*Aim*:
Filter the records below for the word "process". Copy each line that holds it.

[Recorded data]
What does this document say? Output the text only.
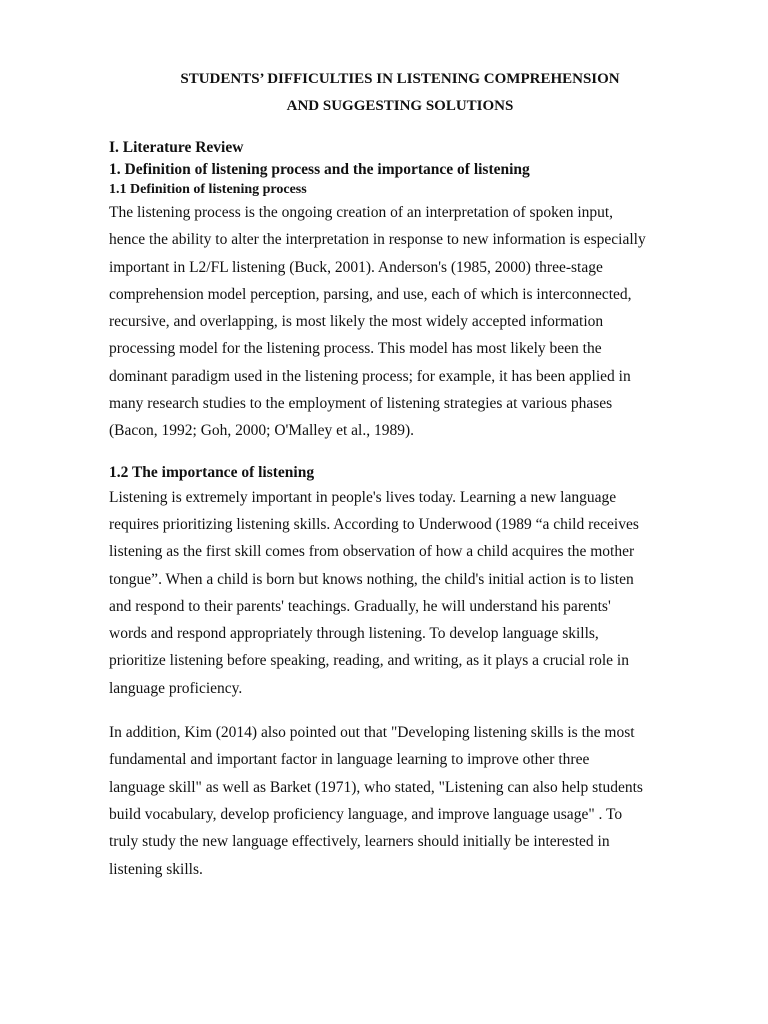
STUDENTS’ DIFFICULTIES IN LISTENING COMPREHENSION
AND SUGGESTING SOLUTIONS
I. Literature Review
1. Definition of listening process and the importance of listening
1.1 Definition of listening process

The listening process is the ongoing creation of an interpretation of spoken input,
hence the ability to alter the interpretation in response to new information is especially
important in L2/FL listening (Buck, 2001). Anderson's (1985, 2000) three-stage
comprehension model perception, parsing, and use, each of which is interconnected,
recursive, and overlapping, is most likely the most widely accepted information
processing model for the listening process. This model has most likely been the
dominant paradigm used in the listening process; for example, it has been applied in
many research studies to the employment of listening strategies at various phases
(Bacon, 1992; Goh, 2000; O'Malley et al., 1989).

1.2 The importance of listening

Listening is extremely important in people's lives today. Learning a new language
requires prioritizing listening skills. According to Underwood (1989 “a child receives
listening as the first skill comes from observation of how a child acquires the mother
tongue”. When a child is born but knows nothing, the child's initial action is to listen
and respond to their parents' teachings. Gradually, he will understand his parents'
words and respond appropriately through listening. To develop language skills,
prioritize listening before speaking, reading, and writing, as it plays a crucial role in
language proficiency.

In addition, Kim (2014) also pointed out that "Developing listening skills is the most
fundamental and important factor in language learning to improve other three
language skill" as well as Barket (1971), who stated, "Listening can also help students
build vocabulary, develop proficiency language, and improve language usage" . To
truly study the new language effectively, learners should initially be interested in
listening skills.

*Written reply*:
1. Definition of listening process and the importance of listening
1.1 Definition of listening process
The listening process is the ongoing creation of an interpretation of spoken input,
processing model for the listening process. This model has most likely been the
dominant paradigm used in the listening process; for example, it has been applied in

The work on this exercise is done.